• **Exercise objective**:
Show every line in the entries below where the word "goals" appears.

<<<<

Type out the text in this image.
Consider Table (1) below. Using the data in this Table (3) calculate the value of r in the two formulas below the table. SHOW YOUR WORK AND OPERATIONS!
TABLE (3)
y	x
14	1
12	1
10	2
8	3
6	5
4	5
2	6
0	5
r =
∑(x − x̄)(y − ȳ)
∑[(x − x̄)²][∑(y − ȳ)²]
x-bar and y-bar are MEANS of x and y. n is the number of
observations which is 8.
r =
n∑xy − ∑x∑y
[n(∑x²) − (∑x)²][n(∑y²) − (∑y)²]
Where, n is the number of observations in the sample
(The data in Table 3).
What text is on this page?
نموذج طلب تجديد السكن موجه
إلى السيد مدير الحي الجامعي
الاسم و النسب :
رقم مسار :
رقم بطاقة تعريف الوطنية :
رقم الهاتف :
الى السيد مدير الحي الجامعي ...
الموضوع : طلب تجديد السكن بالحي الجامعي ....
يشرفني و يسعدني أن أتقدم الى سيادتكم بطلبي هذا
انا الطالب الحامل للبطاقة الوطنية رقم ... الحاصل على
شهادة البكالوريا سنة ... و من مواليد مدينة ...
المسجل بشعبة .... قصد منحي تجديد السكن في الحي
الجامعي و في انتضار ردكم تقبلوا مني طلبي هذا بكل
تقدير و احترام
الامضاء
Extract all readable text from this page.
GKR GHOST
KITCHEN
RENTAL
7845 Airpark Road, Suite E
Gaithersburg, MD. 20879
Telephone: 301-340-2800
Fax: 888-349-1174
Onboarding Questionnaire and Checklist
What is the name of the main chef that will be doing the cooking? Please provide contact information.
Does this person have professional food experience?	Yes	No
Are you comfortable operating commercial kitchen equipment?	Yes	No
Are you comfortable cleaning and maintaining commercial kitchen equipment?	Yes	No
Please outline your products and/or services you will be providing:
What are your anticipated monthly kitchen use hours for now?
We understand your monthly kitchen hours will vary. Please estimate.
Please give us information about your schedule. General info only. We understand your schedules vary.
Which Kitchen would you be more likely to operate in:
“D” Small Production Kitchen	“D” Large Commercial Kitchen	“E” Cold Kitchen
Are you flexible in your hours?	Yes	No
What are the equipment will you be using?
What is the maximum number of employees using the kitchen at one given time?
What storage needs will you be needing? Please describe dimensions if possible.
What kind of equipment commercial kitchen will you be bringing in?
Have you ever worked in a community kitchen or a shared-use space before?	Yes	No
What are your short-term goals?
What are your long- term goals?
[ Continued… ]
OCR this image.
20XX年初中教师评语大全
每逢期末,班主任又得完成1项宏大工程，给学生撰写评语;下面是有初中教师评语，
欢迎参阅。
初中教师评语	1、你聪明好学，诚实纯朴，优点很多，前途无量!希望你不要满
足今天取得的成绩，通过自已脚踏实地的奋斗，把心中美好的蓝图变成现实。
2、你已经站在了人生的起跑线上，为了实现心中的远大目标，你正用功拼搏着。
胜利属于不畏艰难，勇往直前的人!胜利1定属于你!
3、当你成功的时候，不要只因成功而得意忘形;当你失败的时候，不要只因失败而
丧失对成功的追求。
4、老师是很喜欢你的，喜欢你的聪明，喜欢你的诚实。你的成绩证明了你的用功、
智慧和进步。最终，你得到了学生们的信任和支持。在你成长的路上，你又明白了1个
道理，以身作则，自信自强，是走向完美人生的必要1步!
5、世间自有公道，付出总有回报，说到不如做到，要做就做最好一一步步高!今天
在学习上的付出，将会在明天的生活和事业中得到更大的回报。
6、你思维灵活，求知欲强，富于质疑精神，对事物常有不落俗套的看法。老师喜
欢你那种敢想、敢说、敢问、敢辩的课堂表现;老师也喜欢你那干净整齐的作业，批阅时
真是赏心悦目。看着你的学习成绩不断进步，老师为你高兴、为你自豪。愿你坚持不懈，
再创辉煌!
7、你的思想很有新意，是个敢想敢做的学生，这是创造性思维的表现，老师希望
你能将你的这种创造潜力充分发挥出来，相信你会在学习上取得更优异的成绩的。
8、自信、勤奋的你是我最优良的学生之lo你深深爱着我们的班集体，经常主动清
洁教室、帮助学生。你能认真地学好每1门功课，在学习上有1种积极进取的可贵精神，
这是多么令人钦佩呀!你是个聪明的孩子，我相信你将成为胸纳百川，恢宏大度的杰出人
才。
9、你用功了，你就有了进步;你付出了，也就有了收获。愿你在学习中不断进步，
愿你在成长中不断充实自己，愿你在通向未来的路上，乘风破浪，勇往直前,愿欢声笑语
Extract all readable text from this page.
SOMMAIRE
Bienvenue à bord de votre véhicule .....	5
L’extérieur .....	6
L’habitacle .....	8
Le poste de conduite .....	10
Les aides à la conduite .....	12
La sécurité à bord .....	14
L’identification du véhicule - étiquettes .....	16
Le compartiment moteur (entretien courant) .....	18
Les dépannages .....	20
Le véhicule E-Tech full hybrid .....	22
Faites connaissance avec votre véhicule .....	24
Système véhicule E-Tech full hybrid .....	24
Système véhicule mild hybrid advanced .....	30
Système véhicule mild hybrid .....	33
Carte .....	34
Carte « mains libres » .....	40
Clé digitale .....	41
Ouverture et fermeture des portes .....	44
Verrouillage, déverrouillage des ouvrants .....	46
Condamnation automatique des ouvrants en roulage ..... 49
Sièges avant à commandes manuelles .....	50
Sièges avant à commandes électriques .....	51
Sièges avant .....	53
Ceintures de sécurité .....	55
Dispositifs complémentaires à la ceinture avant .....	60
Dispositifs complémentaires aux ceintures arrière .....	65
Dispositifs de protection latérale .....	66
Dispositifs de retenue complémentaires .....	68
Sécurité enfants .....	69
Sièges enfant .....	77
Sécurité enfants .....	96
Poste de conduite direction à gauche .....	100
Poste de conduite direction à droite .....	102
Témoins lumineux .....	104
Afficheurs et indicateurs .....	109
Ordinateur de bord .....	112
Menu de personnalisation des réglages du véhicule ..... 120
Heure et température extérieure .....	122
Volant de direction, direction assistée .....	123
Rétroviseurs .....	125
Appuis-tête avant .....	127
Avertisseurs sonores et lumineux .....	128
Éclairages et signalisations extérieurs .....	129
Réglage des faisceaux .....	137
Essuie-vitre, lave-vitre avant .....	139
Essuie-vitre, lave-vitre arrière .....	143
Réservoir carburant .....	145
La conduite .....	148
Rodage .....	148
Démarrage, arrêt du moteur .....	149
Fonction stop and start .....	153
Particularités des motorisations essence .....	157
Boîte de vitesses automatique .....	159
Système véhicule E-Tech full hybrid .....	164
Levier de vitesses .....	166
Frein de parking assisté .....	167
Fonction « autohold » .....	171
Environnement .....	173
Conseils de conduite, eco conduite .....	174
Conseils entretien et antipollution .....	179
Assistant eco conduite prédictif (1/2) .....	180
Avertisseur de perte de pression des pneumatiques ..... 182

>>>>

• **Task solution**:
What are your short-term goals?
What are your long- term goals?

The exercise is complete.